[Start]

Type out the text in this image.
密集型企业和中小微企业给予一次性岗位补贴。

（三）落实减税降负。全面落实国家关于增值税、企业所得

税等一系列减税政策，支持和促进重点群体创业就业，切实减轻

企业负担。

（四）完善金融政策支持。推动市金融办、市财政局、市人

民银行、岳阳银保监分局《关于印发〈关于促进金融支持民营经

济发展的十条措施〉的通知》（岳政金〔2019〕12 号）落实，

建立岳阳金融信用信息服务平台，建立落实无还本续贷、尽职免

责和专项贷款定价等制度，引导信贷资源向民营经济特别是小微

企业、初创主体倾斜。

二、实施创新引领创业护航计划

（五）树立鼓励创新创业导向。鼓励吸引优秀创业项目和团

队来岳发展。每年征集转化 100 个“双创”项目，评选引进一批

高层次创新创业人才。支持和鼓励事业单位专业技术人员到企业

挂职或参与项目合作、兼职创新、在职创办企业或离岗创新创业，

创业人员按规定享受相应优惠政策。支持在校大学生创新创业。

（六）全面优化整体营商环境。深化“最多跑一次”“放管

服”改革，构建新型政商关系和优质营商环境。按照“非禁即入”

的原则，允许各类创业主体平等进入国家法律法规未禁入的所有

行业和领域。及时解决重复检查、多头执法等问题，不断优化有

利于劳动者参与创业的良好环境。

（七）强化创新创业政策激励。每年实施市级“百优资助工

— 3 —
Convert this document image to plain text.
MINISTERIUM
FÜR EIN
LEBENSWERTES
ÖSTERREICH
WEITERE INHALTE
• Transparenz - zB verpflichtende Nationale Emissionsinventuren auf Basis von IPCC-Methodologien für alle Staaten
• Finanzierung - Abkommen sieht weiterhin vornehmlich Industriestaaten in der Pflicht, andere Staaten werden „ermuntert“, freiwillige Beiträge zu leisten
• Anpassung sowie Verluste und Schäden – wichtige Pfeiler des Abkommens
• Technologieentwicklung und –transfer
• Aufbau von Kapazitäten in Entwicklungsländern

[End]

The records above need to be transcribed in full. Keep every character unchanged.

> **Task response**:
Type out the text in this image.
密集型企业和中小微企业给予一次性岗位补贴。

（三）落实减税降负。全面落实国家关于增值税、企业所得

税等一系列减税政策，支持和促进重点群体创业就业，切实减轻

企业负担。

（四）完善金融政策支持。推动市金融办、市财政局、市人

民银行、岳阳银保监分局《关于印发〈关于促进金融支持民营经

济发展的十条措施〉的通知》（岳政金〔2019〕12 号）落实，

建立岳阳金融信用信息服务平台，建立落实无还本续贷、尽职免

责和专项贷款定价等制度，引导信贷资源向民营经济特别是小微

企业、初创主体倾斜。

二、实施创新引领创业护航计划

（五）树立鼓励创新创业导向。鼓励吸引优秀创业项目和团

队来岳发展。每年征集转化 100 个“双创”项目，评选引进一批

高层次创新创业人才。支持和鼓励事业单位专业技术人员到企业

挂职或参与项目合作、兼职创新、在职创办企业或离岗创新创业，

创业人员按规定享受相应优惠政策。支持在校大学生创新创业。

（六）全面优化整体营商环境。深化“最多跑一次”“放管

服”改革，构建新型政商关系和优质营商环境。按照“非禁即入”

的原则，允许各类创业主体平等进入国家法律法规未禁入的所有

行业和领域。及时解决重复检查、多头执法等问题，不断优化有

利于劳动者参与创业的良好环境。

（七）强化创新创业政策激励。每年实施市级“百优资助工

— 3 —
Convert this document image to plain text.
MINISTERIUM
FÜR EIN
LEBENSWERTES
ÖSTERREICH
WEITERE INHALTE
• Transparenz - zB verpflichtende Nationale Emissionsinventuren auf Basis von IPCC-Methodologien für alle Staaten
• Finanzierung - Abkommen sieht weiterhin vornehmlich Industriestaaten in der Pflicht, andere Staaten werden „ermuntert“, freiwillige Beiträge zu leisten
• Anpassung sowie Verluste und Schäden – wichtige Pfeiler des Abkommens
• Technologieentwicklung und –transfer
• Aufbau von Kapazitäten in Entwicklungsländern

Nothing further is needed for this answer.